_INSTRUCTIONS TO FOLLOW_:
Only lines containing "side" belong in the answer, each copied from the entries below.

_DATA TO PROCESS_:
* * * * *

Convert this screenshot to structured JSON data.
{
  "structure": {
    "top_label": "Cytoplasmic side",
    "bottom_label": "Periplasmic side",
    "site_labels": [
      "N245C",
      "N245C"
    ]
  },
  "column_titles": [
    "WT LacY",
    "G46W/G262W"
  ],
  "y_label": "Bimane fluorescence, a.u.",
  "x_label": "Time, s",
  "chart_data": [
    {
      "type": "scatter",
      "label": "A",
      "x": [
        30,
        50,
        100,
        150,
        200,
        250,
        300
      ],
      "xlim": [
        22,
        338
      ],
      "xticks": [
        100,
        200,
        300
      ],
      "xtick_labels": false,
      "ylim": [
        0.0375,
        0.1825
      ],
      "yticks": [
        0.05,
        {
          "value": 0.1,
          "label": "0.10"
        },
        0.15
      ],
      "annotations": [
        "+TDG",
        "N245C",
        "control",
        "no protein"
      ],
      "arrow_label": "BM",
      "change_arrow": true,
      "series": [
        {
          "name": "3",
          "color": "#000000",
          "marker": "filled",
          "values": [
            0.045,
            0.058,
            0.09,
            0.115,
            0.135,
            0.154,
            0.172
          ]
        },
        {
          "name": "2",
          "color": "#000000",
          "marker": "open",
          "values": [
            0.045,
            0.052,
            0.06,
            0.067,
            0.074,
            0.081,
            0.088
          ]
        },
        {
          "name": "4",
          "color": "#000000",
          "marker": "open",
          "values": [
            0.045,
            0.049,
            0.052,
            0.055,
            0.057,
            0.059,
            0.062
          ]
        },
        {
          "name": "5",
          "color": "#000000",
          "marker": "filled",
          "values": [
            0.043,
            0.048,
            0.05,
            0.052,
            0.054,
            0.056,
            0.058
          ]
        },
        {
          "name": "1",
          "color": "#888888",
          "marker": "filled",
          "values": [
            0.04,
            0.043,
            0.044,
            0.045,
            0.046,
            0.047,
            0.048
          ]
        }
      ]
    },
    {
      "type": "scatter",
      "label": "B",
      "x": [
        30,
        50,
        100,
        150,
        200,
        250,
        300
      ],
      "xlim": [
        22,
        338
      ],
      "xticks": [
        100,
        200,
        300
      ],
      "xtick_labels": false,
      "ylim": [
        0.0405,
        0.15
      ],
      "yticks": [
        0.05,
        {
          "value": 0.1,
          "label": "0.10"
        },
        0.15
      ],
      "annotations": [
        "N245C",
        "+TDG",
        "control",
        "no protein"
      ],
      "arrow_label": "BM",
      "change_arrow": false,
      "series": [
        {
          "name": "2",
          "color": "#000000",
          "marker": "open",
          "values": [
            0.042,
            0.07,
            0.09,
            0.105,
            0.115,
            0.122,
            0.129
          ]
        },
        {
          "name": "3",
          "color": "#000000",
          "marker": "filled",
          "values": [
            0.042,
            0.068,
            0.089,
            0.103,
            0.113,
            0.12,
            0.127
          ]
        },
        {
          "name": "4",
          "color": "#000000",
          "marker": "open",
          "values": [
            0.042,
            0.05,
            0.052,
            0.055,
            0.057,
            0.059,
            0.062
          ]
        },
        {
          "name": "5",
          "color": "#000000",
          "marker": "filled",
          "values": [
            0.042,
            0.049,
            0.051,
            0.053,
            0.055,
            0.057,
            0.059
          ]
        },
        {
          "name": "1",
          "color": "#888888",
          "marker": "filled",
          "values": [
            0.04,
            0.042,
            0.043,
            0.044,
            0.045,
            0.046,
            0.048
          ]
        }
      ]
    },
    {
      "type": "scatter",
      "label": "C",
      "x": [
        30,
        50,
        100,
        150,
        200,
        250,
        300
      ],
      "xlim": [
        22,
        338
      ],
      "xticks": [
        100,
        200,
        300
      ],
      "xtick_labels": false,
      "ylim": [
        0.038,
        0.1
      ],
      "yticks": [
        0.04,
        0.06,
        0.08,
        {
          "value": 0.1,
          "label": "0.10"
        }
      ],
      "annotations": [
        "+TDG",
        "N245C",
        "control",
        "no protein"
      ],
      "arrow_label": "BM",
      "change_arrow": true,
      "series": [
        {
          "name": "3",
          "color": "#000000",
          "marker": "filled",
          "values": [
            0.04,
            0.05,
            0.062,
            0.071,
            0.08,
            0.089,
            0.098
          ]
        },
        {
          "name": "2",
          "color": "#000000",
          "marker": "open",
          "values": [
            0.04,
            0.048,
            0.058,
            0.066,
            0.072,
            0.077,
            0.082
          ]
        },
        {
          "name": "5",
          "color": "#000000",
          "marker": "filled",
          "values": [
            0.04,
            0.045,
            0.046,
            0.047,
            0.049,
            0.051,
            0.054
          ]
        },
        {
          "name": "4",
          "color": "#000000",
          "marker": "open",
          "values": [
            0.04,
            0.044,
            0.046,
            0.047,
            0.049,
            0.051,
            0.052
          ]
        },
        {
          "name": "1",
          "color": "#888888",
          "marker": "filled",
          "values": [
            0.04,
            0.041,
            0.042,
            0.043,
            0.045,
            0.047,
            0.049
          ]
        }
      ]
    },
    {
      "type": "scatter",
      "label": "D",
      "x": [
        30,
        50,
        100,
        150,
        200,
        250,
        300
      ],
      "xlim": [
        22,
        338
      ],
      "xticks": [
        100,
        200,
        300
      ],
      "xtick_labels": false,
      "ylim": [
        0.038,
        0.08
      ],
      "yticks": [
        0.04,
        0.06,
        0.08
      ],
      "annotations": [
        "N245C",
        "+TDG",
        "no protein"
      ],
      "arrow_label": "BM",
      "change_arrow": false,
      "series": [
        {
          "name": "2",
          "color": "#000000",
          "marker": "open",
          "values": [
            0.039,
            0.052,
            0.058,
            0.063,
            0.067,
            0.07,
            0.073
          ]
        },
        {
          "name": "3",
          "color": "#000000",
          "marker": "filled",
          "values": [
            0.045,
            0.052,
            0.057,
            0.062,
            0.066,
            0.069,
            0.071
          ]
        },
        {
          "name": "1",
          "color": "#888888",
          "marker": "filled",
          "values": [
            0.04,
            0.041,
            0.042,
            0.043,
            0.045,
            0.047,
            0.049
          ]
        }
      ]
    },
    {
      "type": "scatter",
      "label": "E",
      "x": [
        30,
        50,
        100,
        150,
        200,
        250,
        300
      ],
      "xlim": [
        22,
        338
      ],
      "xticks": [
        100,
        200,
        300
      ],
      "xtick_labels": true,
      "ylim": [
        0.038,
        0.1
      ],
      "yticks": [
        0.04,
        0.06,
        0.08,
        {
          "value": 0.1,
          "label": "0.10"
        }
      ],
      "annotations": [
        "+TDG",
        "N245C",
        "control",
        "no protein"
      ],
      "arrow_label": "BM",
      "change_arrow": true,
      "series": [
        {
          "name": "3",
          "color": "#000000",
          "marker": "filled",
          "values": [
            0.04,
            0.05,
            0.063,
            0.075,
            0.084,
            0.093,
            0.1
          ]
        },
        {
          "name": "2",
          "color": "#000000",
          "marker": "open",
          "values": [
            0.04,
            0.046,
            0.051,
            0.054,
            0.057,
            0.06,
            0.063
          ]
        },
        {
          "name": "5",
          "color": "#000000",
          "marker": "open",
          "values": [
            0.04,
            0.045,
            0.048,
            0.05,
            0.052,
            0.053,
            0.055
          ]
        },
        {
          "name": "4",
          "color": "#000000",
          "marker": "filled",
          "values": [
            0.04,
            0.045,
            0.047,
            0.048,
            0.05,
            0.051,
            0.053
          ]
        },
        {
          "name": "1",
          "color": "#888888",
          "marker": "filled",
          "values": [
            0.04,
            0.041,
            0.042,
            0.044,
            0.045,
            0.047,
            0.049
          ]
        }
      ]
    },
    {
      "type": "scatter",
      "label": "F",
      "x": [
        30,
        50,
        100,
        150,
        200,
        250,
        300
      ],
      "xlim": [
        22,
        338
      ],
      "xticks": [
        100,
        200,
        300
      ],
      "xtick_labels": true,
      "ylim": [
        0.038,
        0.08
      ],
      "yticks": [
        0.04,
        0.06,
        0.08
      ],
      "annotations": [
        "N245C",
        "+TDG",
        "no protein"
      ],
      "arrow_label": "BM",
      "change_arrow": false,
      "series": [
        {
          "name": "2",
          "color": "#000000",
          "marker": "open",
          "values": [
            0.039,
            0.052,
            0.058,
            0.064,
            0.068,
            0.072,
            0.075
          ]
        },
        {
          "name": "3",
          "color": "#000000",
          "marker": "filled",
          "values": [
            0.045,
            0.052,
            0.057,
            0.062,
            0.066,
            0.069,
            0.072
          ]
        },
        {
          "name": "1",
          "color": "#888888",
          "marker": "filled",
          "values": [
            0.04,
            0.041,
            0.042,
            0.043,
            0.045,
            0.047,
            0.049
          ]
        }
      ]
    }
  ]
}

* * * * *

_RESULT BELOW_:
    "top_label": "Cytoplasmic side",
    "bottom_label": "Periplasmic side",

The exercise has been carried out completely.